_Directions_
Repeat each line of the material exactly.
+===+
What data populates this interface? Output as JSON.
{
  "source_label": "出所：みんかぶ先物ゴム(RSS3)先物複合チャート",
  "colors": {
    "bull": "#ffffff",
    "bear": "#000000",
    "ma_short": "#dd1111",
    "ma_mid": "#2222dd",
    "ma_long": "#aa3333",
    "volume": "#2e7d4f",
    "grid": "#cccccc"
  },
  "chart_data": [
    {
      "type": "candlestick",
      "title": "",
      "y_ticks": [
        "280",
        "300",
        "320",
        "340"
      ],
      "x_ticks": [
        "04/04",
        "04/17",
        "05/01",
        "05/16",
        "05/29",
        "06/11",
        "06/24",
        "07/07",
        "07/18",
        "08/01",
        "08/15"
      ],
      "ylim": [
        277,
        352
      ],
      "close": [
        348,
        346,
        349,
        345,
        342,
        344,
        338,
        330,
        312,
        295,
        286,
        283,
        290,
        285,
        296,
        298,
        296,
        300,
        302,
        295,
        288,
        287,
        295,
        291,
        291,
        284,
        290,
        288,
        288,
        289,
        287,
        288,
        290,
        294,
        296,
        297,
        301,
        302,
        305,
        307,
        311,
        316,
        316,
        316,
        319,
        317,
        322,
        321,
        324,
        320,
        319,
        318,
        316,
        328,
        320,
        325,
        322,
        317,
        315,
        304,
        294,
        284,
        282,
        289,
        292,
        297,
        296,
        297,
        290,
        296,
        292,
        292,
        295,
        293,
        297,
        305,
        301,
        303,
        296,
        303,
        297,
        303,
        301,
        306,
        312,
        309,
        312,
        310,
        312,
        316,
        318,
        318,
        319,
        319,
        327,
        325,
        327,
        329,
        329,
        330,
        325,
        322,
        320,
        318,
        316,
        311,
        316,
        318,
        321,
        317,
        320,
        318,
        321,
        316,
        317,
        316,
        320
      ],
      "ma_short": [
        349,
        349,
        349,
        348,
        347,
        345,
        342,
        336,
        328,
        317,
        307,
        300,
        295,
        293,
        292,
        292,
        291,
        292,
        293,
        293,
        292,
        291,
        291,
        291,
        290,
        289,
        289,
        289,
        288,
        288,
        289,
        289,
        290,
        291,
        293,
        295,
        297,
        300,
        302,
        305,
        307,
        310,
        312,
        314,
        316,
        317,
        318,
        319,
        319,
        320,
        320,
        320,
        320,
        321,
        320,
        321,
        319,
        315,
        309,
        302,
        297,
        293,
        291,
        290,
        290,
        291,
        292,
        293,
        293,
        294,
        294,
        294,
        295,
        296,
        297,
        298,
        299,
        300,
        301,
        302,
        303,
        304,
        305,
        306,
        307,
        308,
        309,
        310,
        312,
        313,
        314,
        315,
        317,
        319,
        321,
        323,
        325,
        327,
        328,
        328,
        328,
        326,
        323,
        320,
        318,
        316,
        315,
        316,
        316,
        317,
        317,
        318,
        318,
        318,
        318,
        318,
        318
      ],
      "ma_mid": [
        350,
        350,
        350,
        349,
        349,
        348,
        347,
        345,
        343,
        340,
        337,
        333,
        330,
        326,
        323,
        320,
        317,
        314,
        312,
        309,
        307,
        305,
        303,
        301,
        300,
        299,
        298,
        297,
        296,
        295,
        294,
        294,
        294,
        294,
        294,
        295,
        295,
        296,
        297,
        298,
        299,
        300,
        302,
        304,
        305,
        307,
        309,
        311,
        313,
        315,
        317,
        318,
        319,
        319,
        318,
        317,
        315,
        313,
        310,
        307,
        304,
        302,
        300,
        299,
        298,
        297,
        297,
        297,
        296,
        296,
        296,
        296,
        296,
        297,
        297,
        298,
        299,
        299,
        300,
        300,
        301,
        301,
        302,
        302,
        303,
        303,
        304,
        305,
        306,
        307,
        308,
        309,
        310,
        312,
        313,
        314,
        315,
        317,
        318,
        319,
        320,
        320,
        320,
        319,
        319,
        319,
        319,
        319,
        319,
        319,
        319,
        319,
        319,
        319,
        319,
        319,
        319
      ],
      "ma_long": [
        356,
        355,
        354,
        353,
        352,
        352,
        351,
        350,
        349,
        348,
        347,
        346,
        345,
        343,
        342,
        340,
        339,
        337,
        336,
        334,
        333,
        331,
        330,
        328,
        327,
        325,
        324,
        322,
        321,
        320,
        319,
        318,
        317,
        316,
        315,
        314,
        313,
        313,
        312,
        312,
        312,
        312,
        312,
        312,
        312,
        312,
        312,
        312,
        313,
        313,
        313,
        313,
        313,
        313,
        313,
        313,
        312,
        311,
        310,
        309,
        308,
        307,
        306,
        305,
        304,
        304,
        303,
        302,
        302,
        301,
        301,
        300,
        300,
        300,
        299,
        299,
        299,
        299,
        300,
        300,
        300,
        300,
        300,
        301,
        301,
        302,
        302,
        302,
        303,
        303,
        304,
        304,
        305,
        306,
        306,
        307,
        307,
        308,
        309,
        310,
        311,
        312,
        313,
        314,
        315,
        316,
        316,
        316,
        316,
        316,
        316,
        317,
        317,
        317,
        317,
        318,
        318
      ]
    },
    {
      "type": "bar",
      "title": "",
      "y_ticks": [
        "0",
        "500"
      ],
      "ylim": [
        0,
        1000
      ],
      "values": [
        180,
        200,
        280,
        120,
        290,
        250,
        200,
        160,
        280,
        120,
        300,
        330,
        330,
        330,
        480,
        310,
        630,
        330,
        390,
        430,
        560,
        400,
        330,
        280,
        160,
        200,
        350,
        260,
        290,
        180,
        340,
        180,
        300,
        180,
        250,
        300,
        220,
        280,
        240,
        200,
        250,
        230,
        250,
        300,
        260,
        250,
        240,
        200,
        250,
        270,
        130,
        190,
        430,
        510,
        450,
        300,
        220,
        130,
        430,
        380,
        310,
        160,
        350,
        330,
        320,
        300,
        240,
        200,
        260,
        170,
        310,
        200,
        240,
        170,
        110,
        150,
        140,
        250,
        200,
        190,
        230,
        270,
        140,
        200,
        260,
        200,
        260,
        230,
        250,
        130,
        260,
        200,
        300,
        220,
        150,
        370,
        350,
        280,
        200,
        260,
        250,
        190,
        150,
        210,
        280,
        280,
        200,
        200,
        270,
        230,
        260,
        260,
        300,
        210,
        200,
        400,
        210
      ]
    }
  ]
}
+===+
_Written response_
What data populates this interface? Output as JSON.
{
  "source_label": "出所：みんかぶ先物ゴム(RSS3)先物複合チャート",
  "colors": {
    "bull": "#ffffff",
    "bear": "#000000",
    "ma_short": "#dd1111",
    "ma_mid": "#2222dd",
    "ma_long": "#aa3333",
    "volume": "#2e7d4f",
    "grid": "#cccccc"
  },
  "chart_data": [
    {
      "type": "candlestick",
      "title": "",
      "y_ticks": [
        "280",
        "300",
        "320",
        "340"
      ],
      "x_ticks": [
        "04/04",
        "04/17",
        "05/01",
        "05/16",
        "05/29",
        "06/11",
        "06/24",
        "07/07",
        "07/18",
        "08/01",
        "08/15"
      ],
      "ylim": [
        277,
        352
      ],
      "close": [
        348,
        346,
        349,
        345,
        342,
        344,
        338,
        330,
        312,
        295,
        286,
        283,
        290,
        285,
        296,
        298,
        296,
        300,
        302,
        295,
        288,
        287,
        295,
        291,
        291,
        284,
        290,
        288,
        288,
        289,
        287,
        288,
        290,
        294,
        296,
        297,
        301,
        302,
        305,
        307,
        311,
        316,
        316,
        316,
        319,
        317,
        322,
        321,
        324,
        320,
        319,
        318,
        316,
        328,
        320,
        325,
        322,
        317,
        315,
        304,
        294,
        284,
        282,
        289,
        292,
        297,
        296,
        297,
        290,
        296,
        292,
        292,
        295,
        293,
        297,
        305,
        301,
        303,
        296,
        303,
        297,
        303,
        301,
        306,
        312,
        309,
        312,
        310,
        312,
        316,
        318,
        318,
        319,
        319,
        327,
        325,
        327,
        329,
        329,
        330,
        325,
        322,
        320,
        318,
        316,
        311,
        316,
        318,
        321,
        317,
        320,
        318,
        321,
        316,
        317,
        316,
        320
      ],
      "ma_short": [
        349,
        349,
        349,
        348,
        347,
        345,
        342,
        336,
        328,
        317,
        307,
        300,
        295,
        293,
        292,
        292,
        291,
        292,
        293,
        293,
        292,
        291,
        291,
        291,
        290,
        289,
        289,
        289,
        288,
        288,
        289,
        289,
        290,
        291,
        293,
        295,
        297,
        300,
        302,
        305,
        307,
        310,
        312,
        314,
        316,
        317,
        318,
        319,
        319,
        320,
        320,
        320,
        320,
        321,
        320,
        321,
        319,
        315,
        309,
        302,
        297,
        293,
        291,
        290,
        290,
        291,
        292,
        293,
        293,
        294,
        294,
        294,
        295,
        296,
        297,
        298,
        299,
        300,
        301,
        302,
        303,
        304,
        305,
        306,
        307,
        308,
        309,
        310,
        312,
        313,
        314,
        315,
        317,
        319,
        321,
        323,
        325,
        327,
        328,
        328,
        328,
        326,
        323,
        320,
        318,
        316,
        315,
        316,
        316,
        317,
        317,
        318,
        318,
        318,
        318,
        318,
        318
      ],
      "ma_mid": [
        350,
        350,
        350,
        349,
        349,
        348,
        347,
        345,
        343,
        340,
        337,
        333,
        330,
        326,
        323,
        320,
        317,
        314,
        312,
        309,
        307,
        305,
        303,
        301,
        300,
        299,
        298,
        297,
        296,
        295,
        294,
        294,
        294,
        294,
        294,
        295,
        295,
        296,
        297,
        298,
        299,
        300,
        302,
        304,
        305,
        307,
        309,
        311,
        313,
        315,
        317,
        318,
        319,
        319,
        318,
        317,
        315,
        313,
        310,
        307,
        304,
        302,
        300,
        299,
        298,
        297,
        297,
        297,
        296,
        296,
        296,
        296,
        296,
        297,
        297,
        298,
        299,
        299,
        300,
        300,
        301,
        301,
        302,
        302,
        303,
        303,
        304,
        305,
        306,
        307,
        308,
        309,
        310,
        312,
        313,
        314,
        315,
        317,
        318,
        319,
        320,
        320,
        320,
        319,
        319,
        319,
        319,
        319,
        319,
        319,
        319,
        319,
        319,
        319,
        319,
        319,
        319
      ],
      "ma_long": [
        356,
        355,
        354,
        353,
        352,
        352,
        351,
        350,
        349,
        348,
        347,
        346,
        345,
        343,
        342,
        340,
        339,
        337,
        336,
        334,
        333,
        331,
        330,
        328,
        327,
        325,
        324,
        322,
        321,
        320,
        319,
        318,
        317,
        316,
        315,
        314,
        313,
        313,
        312,
        312,
        312,
        312,
        312,
        312,
        312,
        312,
        312,
        312,
        313,
        313,
        313,
        313,
        313,
        313,
        313,
        313,
        312,
        311,
        310,
        309,
        308,
        307,
        306,
        305,
        304,
        304,
        303,
        302,
        302,
        301,
        301,
        300,
        300,
        300,
        299,
        299,
        299,
        299,
        300,
        300,
        300,
        300,
        300,
        301,
        301,
        302,
        302,
        302,
        303,
        303,
        304,
        304,
        305,
        306,
        306,
        307,
        307,
        308,
        309,
        310,
        311,
        312,
        313,
        314,
        315,
        316,
        316,
        316,
        316,
        316,
        316,
        317,
        317,
        317,
        317,
        318,
        318
      ]
    },
    {
      "type": "bar",
      "title": "",
      "y_ticks": [
        "0",
        "500"
      ],
      "ylim": [
        0,
        1000
      ],
      "values": [
        180,
        200,
        280,
        120,
        290,
        250,
        200,
        160,
        280,
        120,
        300,
        330,
        330,
        330,
        480,
        310,
        630,
        330,
        390,
        430,
        560,
        400,
        330,
        280,
        160,
        200,
        350,
        260,
        290,
        180,
        340,
        180,
        300,
        180,
        250,
        300,
        220,
        280,
        240,
        200,
        250,
        230,
        250,
        300,
        260,
        250,
        240,
        200,
        250,
        270,
        130,
        190,
        430,
        510,
        450,
        300,
        220,
        130,
        430,
        380,
        310,
        160,
        350,
        330,
        320,
        300,
        240,
        200,
        260,
        170,
        310,
        200,
        240,
        170,
        110,
        150,
        140,
        250,
        200,
        190,
        230,
        270,
        140,
        200,
        260,
        200,
        260,
        230,
        250,
        130,
        260,
        200,
        300,
        220,
        150,
        370,
        350,
        280,
        200,
        260,
        250,
        190,
        150,
        210,
        280,
        280,
        200,
        200,
        270,
        230,
        260,
        260,
        300,
        210,
        200,
        400,
        210
      ]
    }
  ]
}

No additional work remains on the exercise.